Written problem:
Pictures in the records should not be copied, but every other part must be repeated exactly.

Excerpt from a dataset:
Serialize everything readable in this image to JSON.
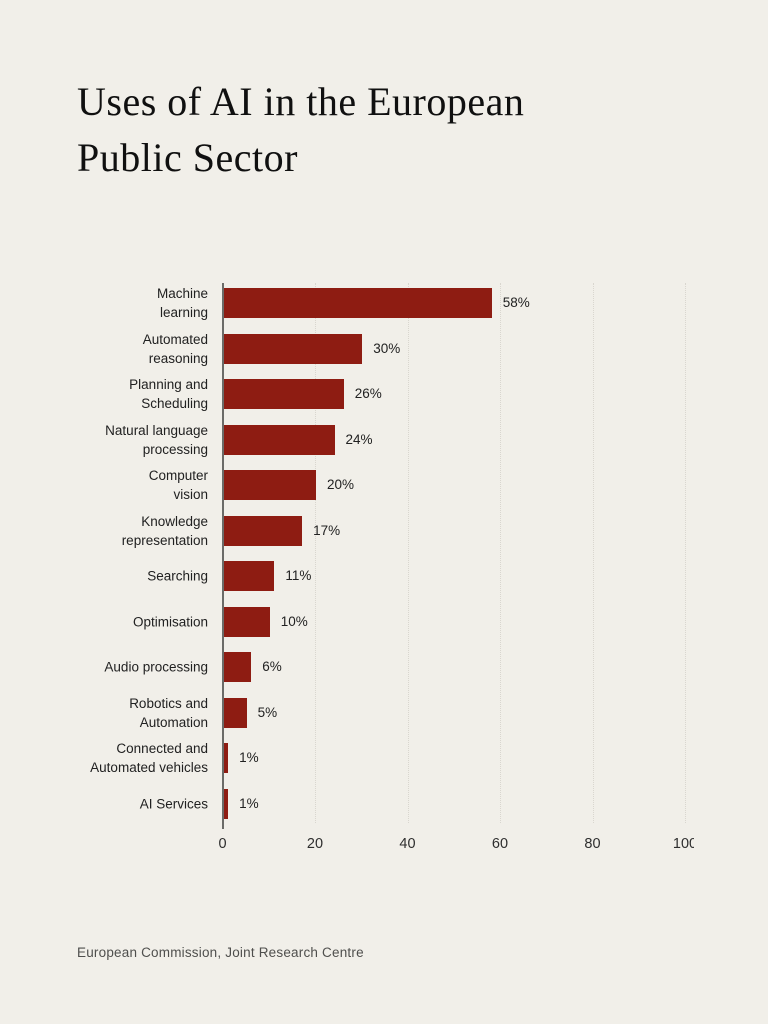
{
  "page": {
    "background_color": "#f1efe9",
    "title": "Uses of AI in the European Public Sector",
    "source": "European Commission, Joint Research Centre"
  },
  "chart_data": {
    "type": "bar",
    "orientation": "horizontal",
    "title": "Uses of AI in the European Public Sector",
    "xlabel": "",
    "ylabel": "",
    "xlim": [
      0,
      100
    ],
    "xticks": [
      0,
      20,
      40,
      60,
      80,
      100
    ],
    "grid": "vertical dotted gridlines at each x tick",
    "legend": "none",
    "bar_color": "#8e1c12",
    "categories": [
      "Machine\nlearning",
      "Automated\nreasoning",
      "Planning and\nScheduling",
      "Natural language\nprocessing",
      "Computer\nvision",
      "Knowledge\nrepresentation",
      "Searching",
      "Optimisation",
      "Audio processing",
      "Robotics and\nAutomation",
      "Connected and\nAutomated vehicles",
      "AI Services"
    ],
    "values": [
      58,
      30,
      26,
      24,
      20,
      17,
      11,
      10,
      6,
      5,
      1,
      1
    ],
    "value_labels": [
      "58%",
      "30%",
      "26%",
      "24%",
      "20%",
      "17%",
      "11%",
      "10%",
      "6%",
      "5%",
      "1%",
      "1%"
    ]
  }
}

Solution:
Serialize everything readable in this image to JSON.
{
  "page": {
    "background_color": "#f1efe9",
    "title": "Uses of AI in the European Public Sector",
    "source": "European Commission, Joint Research Centre"
  },
  "chart_data": {
    "type": "bar",
    "orientation": "horizontal",
    "title": "Uses of AI in the European Public Sector",
    "xlabel": "",
    "ylabel": "",
    "xlim": [
      0,
      100
    ],
    "xticks": [
      0,
      20,
      40,
      60,
      80,
      100
    ],
    "grid": "vertical dotted gridlines at each x tick",
    "legend": "none",
    "bar_color": "#8e1c12",
    "categories": [
      "Machine\nlearning",
      "Automated\nreasoning",
      "Planning and\nScheduling",
      "Natural language\nprocessing",
      "Computer\nvision",
      "Knowledge\nrepresentation",
      "Searching",
      "Optimisation",
      "Audio processing",
      "Robotics and\nAutomation",
      "Connected and\nAutomated vehicles",
      "AI Services"
    ],
    "values": [
      58,
      30,
      26,
      24,
      20,
      17,
      11,
      10,
      6,
      5,
      1,
      1
    ],
    "value_labels": [
      "58%",
      "30%",
      "26%",
      "24%",
      "20%",
      "17%",
      "11%",
      "10%",
      "6%",
      "5%",
      "1%",
      "1%"
    ]
  }
}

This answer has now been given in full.